▸ Task
From the listing that follows, extract every line and set it down unaltered.

Rows from a dataset:

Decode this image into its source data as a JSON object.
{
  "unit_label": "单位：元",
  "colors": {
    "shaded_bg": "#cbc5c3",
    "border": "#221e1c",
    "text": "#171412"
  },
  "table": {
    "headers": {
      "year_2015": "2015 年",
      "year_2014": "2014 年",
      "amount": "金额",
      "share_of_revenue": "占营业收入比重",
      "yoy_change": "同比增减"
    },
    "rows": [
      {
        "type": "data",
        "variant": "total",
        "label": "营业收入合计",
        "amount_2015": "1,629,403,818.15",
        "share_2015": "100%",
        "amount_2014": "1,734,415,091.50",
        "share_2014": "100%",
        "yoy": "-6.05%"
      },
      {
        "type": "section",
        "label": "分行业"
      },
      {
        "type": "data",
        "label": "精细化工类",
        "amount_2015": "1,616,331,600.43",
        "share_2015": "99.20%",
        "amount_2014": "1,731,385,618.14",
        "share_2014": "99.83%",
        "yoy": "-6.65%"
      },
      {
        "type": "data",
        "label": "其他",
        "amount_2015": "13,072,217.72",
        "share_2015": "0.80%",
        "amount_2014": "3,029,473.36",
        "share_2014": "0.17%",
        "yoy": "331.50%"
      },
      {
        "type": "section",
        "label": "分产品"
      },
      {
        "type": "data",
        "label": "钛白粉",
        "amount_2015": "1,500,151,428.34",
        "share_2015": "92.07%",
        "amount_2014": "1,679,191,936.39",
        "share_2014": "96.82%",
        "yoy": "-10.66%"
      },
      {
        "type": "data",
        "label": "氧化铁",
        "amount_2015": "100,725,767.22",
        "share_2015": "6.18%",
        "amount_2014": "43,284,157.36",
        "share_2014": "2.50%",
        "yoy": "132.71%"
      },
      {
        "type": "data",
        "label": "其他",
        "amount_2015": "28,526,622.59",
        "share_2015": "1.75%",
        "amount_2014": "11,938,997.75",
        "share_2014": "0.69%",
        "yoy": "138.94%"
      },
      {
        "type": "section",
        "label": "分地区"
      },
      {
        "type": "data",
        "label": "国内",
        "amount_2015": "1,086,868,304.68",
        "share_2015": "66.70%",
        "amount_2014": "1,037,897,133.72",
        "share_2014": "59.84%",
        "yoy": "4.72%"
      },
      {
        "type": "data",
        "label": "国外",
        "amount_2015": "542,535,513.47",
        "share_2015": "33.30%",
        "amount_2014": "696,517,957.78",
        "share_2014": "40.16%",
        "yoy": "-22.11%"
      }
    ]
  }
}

▸ Final answer
Decode this image into its source data as a JSON object.
{
  "unit_label": "单位：元",
  "colors": {
    "shaded_bg": "#cbc5c3",
    "border": "#221e1c",
    "text": "#171412"
  },
  "table": {
    "headers": {
      "year_2015": "2015 年",
      "year_2014": "2014 年",
      "amount": "金额",
      "share_of_revenue": "占营业收入比重",
      "yoy_change": "同比增减"
    },
    "rows": [
      {
        "type": "data",
        "variant": "total",
        "label": "营业收入合计",
        "amount_2015": "1,629,403,818.15",
        "share_2015": "100%",
        "amount_2014": "1,734,415,091.50",
        "share_2014": "100%",
        "yoy": "-6.05%"
      },
      {
        "type": "section",
        "label": "分行业"
      },
      {
        "type": "data",
        "label": "精细化工类",
        "amount_2015": "1,616,331,600.43",
        "share_2015": "99.20%",
        "amount_2014": "1,731,385,618.14",
        "share_2014": "99.83%",
        "yoy": "-6.65%"
      },
      {
        "type": "data",
        "label": "其他",
        "amount_2015": "13,072,217.72",
        "share_2015": "0.80%",
        "amount_2014": "3,029,473.36",
        "share_2014": "0.17%",
        "yoy": "331.50%"
      },
      {
        "type": "section",
        "label": "分产品"
      },
      {
        "type": "data",
        "label": "钛白粉",
        "amount_2015": "1,500,151,428.34",
        "share_2015": "92.07%",
        "amount_2014": "1,679,191,936.39",
        "share_2014": "96.82%",
        "yoy": "-10.66%"
      },
      {
        "type": "data",
        "label": "氧化铁",
        "amount_2015": "100,725,767.22",
        "share_2015": "6.18%",
        "amount_2014": "43,284,157.36",
        "share_2014": "2.50%",
        "yoy": "132.71%"
      },
      {
        "type": "data",
        "label": "其他",
        "amount_2015": "28,526,622.59",
        "share_2015": "1.75%",
        "amount_2014": "11,938,997.75",
        "share_2014": "0.69%",
        "yoy": "138.94%"
      },
      {
        "type": "section",
        "label": "分地区"
      },
      {
        "type": "data",
        "label": "国内",
        "amount_2015": "1,086,868,304.68",
        "share_2015": "66.70%",
        "amount_2014": "1,037,897,133.72",
        "share_2014": "59.84%",
        "yoy": "4.72%"
      },
      {
        "type": "data",
        "label": "国外",
        "amount_2015": "542,535,513.47",
        "share_2015": "33.30%",
        "amount_2014": "696,517,957.78",
        "share_2014": "40.16%",
        "yoy": "-22.11%"
      }
    ]
  }
}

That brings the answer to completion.